Provided material:

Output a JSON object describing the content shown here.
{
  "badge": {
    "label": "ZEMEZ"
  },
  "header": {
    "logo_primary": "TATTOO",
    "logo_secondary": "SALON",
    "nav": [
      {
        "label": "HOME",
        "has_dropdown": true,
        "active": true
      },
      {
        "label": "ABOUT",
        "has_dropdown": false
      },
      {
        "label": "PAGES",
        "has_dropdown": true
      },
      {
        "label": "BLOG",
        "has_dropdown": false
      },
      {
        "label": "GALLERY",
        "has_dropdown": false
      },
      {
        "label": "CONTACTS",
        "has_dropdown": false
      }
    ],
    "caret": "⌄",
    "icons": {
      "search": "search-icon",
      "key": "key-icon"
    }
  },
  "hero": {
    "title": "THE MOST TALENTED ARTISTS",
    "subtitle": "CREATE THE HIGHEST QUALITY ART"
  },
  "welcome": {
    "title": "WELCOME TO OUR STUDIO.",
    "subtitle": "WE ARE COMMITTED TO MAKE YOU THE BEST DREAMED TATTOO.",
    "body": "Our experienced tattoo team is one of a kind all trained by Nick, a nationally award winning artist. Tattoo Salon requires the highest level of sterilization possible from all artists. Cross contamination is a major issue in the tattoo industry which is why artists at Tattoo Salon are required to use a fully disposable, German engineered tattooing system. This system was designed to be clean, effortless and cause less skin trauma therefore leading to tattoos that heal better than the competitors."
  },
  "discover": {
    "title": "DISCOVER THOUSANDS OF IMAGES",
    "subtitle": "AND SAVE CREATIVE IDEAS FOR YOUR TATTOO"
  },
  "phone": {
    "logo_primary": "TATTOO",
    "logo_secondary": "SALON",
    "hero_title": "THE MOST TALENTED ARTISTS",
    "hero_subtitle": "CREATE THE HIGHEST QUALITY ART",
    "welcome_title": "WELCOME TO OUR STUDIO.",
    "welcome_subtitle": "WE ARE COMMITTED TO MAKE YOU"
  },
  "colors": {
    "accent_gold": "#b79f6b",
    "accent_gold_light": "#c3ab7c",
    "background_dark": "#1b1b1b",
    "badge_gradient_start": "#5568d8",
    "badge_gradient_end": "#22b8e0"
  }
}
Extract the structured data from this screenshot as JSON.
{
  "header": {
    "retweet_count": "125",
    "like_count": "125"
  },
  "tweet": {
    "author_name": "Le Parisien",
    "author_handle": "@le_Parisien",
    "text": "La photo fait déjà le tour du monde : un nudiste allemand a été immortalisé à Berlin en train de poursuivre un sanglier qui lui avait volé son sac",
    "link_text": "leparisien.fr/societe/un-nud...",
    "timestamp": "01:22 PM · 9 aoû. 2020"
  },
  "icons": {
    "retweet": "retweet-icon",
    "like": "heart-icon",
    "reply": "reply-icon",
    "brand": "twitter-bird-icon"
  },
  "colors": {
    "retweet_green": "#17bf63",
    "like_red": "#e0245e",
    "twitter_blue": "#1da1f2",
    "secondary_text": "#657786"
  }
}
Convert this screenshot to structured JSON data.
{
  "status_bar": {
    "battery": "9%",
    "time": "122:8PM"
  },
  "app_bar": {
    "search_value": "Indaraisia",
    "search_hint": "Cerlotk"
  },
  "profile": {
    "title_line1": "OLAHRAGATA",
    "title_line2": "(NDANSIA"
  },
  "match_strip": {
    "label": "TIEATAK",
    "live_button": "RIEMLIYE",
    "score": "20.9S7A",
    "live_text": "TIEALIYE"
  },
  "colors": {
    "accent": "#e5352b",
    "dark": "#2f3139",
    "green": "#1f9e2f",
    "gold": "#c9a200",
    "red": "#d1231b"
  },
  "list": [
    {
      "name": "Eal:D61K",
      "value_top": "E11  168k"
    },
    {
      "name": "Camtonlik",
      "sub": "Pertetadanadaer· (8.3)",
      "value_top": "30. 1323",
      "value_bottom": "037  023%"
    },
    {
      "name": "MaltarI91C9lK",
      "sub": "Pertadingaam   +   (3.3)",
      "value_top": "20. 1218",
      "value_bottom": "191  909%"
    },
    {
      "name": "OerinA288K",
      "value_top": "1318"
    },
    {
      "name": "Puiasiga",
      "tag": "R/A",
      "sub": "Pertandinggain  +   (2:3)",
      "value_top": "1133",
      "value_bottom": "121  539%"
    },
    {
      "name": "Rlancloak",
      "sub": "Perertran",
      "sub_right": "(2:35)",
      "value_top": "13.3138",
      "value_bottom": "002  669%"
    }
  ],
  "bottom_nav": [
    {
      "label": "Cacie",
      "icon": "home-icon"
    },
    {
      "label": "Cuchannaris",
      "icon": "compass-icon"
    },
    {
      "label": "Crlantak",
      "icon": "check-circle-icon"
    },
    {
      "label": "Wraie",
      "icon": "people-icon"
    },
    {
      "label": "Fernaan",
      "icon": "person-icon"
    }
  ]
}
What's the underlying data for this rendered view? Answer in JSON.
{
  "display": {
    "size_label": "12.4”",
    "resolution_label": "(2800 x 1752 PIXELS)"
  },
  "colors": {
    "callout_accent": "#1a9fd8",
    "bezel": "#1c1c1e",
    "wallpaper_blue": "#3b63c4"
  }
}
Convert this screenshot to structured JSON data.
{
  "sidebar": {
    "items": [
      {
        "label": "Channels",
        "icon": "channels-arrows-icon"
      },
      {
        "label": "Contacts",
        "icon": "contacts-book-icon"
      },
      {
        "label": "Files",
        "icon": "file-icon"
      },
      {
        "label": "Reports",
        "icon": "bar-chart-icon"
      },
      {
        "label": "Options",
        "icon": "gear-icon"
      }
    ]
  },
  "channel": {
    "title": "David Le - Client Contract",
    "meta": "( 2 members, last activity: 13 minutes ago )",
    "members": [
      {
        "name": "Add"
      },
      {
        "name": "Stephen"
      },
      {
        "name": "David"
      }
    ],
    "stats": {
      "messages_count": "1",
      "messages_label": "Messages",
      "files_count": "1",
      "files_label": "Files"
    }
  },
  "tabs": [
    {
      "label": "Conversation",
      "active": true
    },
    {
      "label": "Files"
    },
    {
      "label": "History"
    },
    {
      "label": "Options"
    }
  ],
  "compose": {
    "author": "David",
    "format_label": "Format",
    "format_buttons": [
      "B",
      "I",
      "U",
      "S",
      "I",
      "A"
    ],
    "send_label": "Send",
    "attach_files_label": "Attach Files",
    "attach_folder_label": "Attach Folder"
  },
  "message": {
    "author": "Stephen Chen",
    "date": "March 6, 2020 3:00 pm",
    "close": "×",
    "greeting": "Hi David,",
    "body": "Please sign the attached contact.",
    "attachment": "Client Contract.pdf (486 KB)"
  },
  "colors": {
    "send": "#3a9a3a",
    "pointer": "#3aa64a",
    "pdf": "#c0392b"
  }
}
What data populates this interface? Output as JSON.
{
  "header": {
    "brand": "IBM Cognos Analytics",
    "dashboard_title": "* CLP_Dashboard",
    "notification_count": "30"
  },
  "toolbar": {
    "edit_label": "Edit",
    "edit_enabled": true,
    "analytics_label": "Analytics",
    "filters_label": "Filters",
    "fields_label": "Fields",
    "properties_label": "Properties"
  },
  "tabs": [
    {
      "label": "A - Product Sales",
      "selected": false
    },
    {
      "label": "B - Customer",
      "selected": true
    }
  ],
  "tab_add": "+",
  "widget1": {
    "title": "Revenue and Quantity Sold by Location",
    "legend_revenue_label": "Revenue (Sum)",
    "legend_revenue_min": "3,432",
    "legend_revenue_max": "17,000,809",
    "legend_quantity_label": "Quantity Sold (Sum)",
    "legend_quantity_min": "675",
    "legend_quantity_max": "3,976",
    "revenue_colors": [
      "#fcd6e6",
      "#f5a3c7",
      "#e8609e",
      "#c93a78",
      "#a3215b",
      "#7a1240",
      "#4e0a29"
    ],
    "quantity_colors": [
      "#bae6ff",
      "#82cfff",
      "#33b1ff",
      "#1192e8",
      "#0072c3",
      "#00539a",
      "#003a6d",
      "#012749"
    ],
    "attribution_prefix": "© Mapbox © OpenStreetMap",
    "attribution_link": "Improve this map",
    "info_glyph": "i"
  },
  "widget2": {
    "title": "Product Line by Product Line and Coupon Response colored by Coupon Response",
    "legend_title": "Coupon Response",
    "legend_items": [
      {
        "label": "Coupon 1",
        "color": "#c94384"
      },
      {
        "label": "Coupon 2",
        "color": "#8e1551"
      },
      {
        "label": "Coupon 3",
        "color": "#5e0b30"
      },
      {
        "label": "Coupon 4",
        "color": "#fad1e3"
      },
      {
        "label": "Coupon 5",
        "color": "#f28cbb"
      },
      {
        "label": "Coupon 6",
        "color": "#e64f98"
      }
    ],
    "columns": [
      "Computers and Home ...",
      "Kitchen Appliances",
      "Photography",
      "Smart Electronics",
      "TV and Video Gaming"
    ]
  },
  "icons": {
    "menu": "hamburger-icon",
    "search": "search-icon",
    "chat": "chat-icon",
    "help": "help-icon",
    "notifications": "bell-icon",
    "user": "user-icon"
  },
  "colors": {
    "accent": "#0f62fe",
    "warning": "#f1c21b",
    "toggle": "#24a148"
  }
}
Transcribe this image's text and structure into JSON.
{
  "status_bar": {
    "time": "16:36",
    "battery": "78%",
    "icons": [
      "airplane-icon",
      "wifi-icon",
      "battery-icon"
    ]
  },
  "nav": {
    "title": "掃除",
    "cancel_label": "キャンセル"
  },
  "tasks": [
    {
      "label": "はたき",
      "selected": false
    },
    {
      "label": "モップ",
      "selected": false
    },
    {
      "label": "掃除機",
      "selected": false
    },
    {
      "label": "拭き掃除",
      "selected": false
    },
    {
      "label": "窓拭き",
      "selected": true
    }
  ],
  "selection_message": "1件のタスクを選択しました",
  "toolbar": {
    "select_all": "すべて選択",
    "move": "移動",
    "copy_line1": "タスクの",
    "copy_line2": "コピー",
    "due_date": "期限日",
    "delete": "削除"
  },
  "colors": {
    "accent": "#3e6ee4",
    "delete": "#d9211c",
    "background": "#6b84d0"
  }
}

Instructions to follow: Look through the entries above and count each line holding "data"; report the count alone.

Exercise response: 5